» TASK STATEMENT
Each line containing the word "Unemployment" must be collected.
•••••
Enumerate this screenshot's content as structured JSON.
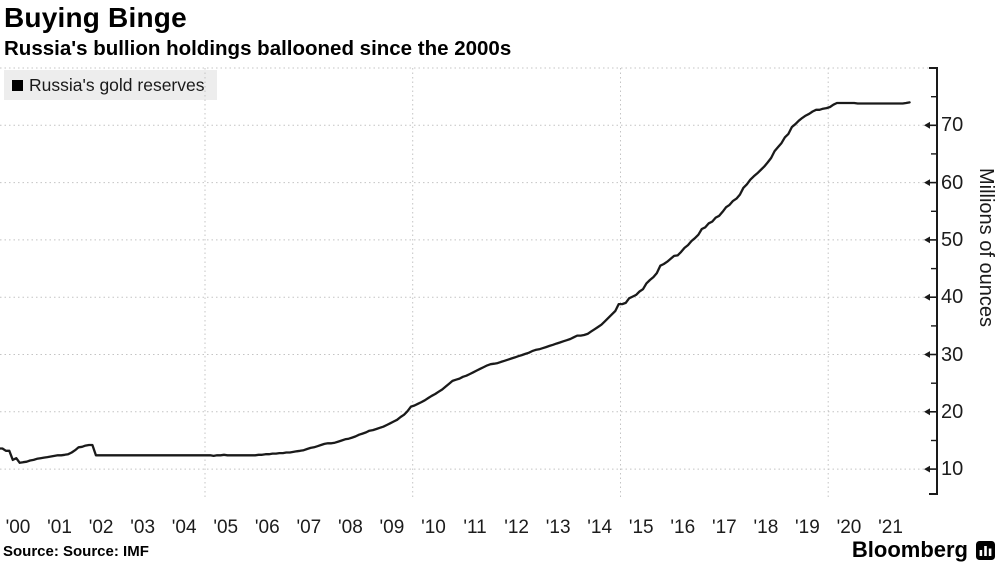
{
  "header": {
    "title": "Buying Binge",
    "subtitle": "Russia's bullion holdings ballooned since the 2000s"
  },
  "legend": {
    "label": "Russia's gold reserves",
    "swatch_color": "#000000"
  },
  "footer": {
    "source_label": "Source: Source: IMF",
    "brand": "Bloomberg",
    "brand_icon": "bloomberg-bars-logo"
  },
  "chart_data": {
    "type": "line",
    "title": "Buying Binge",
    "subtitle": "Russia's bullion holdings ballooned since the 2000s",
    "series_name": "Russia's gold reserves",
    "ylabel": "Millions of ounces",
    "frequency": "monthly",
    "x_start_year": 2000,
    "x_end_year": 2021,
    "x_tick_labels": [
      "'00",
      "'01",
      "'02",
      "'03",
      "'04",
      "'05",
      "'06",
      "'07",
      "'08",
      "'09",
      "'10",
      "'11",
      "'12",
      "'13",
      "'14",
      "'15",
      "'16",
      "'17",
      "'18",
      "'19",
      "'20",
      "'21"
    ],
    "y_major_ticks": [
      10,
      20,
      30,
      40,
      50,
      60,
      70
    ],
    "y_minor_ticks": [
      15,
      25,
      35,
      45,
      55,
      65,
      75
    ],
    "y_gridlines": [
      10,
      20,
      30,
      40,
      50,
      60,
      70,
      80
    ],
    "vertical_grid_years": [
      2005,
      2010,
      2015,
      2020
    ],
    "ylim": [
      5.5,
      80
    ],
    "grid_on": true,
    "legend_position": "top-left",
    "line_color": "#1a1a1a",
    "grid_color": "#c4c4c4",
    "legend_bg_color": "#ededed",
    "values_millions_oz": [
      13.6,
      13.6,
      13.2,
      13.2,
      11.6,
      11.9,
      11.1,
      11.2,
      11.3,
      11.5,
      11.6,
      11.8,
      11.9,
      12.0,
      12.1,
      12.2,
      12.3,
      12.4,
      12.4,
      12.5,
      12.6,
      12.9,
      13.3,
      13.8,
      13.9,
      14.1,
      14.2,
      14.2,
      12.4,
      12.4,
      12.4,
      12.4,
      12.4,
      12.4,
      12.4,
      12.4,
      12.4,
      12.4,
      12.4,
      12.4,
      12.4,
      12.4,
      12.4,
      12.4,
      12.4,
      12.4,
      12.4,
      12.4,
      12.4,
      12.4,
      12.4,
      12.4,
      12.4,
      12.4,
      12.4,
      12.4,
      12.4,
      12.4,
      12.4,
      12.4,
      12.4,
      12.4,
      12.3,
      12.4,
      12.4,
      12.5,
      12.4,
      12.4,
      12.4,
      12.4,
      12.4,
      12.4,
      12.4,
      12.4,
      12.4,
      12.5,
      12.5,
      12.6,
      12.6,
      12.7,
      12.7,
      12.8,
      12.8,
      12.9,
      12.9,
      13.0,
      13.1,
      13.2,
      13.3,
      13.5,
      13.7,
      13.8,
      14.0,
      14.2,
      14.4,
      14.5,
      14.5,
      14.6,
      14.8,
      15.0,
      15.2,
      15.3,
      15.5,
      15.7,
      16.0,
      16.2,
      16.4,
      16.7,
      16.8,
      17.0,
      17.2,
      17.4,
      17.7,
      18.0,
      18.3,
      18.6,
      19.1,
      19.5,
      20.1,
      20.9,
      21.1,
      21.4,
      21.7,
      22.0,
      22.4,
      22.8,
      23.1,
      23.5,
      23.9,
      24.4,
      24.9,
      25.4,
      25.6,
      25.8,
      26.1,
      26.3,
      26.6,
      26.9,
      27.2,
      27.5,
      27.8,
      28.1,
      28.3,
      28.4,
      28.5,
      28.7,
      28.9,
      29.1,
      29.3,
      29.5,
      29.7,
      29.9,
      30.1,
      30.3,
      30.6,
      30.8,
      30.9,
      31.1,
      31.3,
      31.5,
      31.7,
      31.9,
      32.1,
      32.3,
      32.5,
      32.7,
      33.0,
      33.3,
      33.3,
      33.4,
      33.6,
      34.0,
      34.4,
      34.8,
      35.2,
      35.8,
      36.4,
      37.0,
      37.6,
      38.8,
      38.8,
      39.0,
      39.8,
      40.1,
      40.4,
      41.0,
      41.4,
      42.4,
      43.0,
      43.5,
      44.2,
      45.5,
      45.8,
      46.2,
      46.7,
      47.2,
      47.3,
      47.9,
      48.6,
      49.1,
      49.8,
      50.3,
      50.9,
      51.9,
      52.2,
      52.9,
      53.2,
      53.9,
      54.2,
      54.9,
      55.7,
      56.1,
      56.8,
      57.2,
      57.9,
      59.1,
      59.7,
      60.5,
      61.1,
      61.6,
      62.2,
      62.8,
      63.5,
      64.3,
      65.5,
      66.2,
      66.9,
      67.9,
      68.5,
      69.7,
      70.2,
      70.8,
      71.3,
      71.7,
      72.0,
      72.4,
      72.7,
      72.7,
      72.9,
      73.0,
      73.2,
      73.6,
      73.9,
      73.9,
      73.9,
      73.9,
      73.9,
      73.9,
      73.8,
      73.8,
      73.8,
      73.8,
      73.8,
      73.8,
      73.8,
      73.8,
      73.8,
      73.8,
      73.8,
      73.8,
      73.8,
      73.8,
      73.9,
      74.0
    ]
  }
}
•••••
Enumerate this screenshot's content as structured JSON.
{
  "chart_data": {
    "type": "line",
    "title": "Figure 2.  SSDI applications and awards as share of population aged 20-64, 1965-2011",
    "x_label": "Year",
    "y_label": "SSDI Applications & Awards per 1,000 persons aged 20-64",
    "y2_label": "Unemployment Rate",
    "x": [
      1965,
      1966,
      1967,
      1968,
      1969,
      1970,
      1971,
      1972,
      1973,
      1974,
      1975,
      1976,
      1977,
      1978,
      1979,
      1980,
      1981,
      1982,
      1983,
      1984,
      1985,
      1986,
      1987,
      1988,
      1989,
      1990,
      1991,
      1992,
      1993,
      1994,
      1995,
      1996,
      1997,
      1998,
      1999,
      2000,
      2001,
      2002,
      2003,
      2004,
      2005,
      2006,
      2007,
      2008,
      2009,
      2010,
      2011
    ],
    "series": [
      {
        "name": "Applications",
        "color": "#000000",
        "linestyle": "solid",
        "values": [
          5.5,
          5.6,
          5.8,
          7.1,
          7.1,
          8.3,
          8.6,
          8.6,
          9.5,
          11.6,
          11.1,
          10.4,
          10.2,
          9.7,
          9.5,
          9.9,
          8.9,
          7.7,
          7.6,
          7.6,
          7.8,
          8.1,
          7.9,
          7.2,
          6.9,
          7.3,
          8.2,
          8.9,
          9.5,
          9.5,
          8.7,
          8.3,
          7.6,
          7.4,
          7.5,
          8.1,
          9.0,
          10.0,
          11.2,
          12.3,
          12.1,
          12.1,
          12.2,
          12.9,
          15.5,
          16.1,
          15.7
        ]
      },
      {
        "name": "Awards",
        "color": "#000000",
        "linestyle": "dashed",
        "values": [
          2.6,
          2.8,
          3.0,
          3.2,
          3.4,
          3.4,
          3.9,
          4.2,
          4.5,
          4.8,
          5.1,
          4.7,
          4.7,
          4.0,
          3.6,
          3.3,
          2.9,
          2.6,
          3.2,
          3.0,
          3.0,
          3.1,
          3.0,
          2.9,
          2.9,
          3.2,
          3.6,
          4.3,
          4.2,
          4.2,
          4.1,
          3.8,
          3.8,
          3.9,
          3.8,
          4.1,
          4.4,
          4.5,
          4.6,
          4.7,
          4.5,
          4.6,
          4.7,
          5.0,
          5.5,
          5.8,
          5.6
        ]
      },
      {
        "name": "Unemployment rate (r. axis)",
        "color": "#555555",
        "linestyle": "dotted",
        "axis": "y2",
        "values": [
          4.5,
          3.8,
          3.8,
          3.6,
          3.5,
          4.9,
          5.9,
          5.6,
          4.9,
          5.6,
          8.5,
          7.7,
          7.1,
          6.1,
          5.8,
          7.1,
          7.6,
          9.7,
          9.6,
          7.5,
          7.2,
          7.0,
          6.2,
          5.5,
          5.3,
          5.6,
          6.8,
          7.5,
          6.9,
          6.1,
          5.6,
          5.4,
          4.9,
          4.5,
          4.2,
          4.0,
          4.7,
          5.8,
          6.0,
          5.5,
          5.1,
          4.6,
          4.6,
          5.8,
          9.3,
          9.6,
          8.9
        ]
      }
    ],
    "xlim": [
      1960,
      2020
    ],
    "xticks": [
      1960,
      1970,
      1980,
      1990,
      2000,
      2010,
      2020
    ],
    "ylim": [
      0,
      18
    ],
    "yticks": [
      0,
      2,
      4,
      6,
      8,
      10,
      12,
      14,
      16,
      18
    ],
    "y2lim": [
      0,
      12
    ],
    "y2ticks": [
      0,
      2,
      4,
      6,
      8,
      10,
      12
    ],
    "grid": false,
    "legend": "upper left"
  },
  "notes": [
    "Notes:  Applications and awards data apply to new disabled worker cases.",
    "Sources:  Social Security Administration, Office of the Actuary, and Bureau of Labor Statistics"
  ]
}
•••••
» CORRECT RESULT
    "y2_label": "Unemployment Rate",
        "name": "Unemployment rate (r. axis)",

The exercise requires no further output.